ITEMS —
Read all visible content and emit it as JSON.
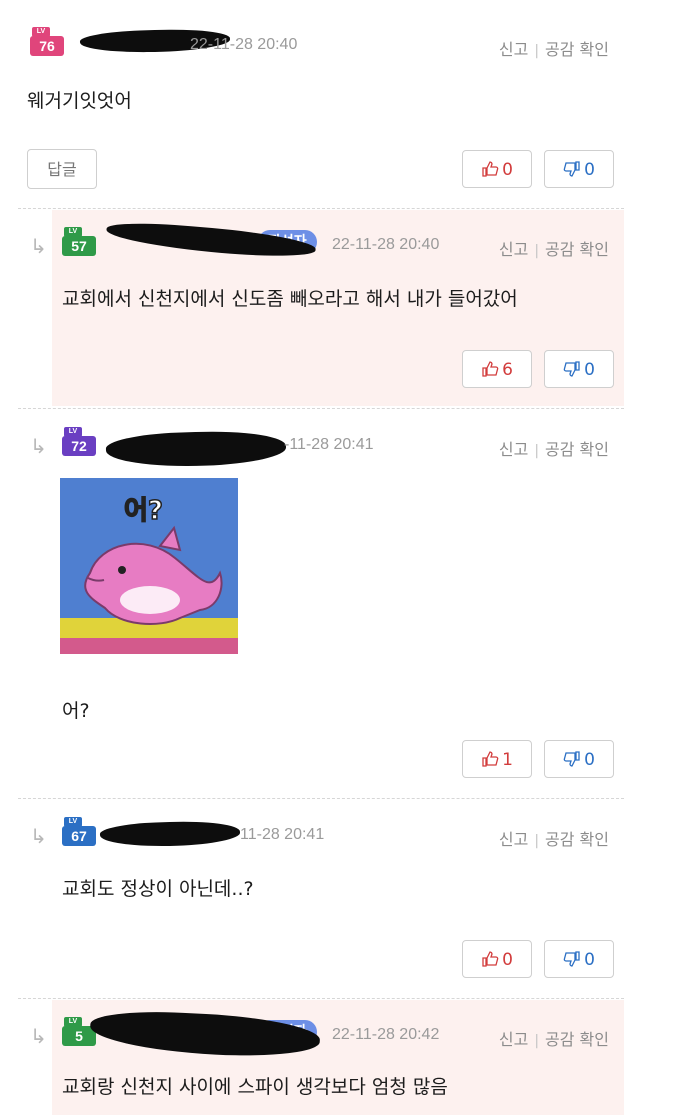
{
  "comments": [
    {
      "level": "76",
      "timestamp": "22-11-28 20:40",
      "report": "신고",
      "empathy": "공감 확인",
      "text": "웨거기잇엇어",
      "reply": "답글",
      "likes": "0",
      "dislikes": "0"
    },
    {
      "level": "57",
      "author_badge": "작성자",
      "timestamp": "22-11-28 20:40",
      "report": "신고",
      "empathy": "공감 확인",
      "text": "교회에서 신천지에서 신도좀 빼오라고 해서 내가 들어갔어",
      "likes": "6",
      "dislikes": "0"
    },
    {
      "level": "72",
      "timestamp": "-11-28 20:41",
      "report": "신고",
      "empathy": "공감 확인",
      "sticker_text": "어?",
      "text": "어?",
      "likes": "1",
      "dislikes": "0"
    },
    {
      "level": "67",
      "timestamp": "11-28 20:41",
      "report": "신고",
      "empathy": "공감 확인",
      "text": "교회도 정상이 아닌데..?",
      "likes": "0",
      "dislikes": "0"
    },
    {
      "level": "5",
      "author_badge": "작성자",
      "timestamp": "22-11-28 20:42",
      "report": "신고",
      "empathy": "공감 확인",
      "text": "교회랑 신천지 사이에 스파이 생각보다 엄청 많음"
    }
  ],
  "level_tag": "LV",
  "colors": {
    "lv76": "#e0457b",
    "lv57": "#2f9a48",
    "lv72": "#6a3fc2",
    "lv67": "#2b6fc4",
    "author_row_bg": "#fdf1ef",
    "author_badge": "#6d8fe6"
  }
}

WRITTEN REQUEST —
Reproduce all the records verbatim, excluding images.

COMPLETE OUTPUT —
Read all visible content and emit it as JSON.
{
  "comments": [
    {
      "level": "76",
      "timestamp": "22-11-28 20:40",
      "report": "신고",
      "empathy": "공감 확인",
      "text": "웨거기잇엇어",
      "reply": "답글",
      "likes": "0",
      "dislikes": "0"
    },
    {
      "level": "57",
      "author_badge": "작성자",
      "timestamp": "22-11-28 20:40",
      "report": "신고",
      "empathy": "공감 확인",
      "text": "교회에서 신천지에서 신도좀 빼오라고 해서 내가 들어갔어",
      "likes": "6",
      "dislikes": "0"
    },
    {
      "level": "72",
      "timestamp": "-11-28 20:41",
      "report": "신고",
      "empathy": "공감 확인",
      "sticker_text": "어?",
      "text": "어?",
      "likes": "1",
      "dislikes": "0"
    },
    {
      "level": "67",
      "timestamp": "11-28 20:41",
      "report": "신고",
      "empathy": "공감 확인",
      "text": "교회도 정상이 아닌데..?",
      "likes": "0",
      "dislikes": "0"
    },
    {
      "level": "5",
      "author_badge": "작성자",
      "timestamp": "22-11-28 20:42",
      "report": "신고",
      "empathy": "공감 확인",
      "text": "교회랑 신천지 사이에 스파이 생각보다 엄청 많음"
    }
  ],
  "level_tag": "LV",
  "colors": {
    "lv76": "#e0457b",
    "lv57": "#2f9a48",
    "lv72": "#6a3fc2",
    "lv67": "#2b6fc4",
    "author_row_bg": "#fdf1ef",
    "author_badge": "#6d8fe6"
  }
}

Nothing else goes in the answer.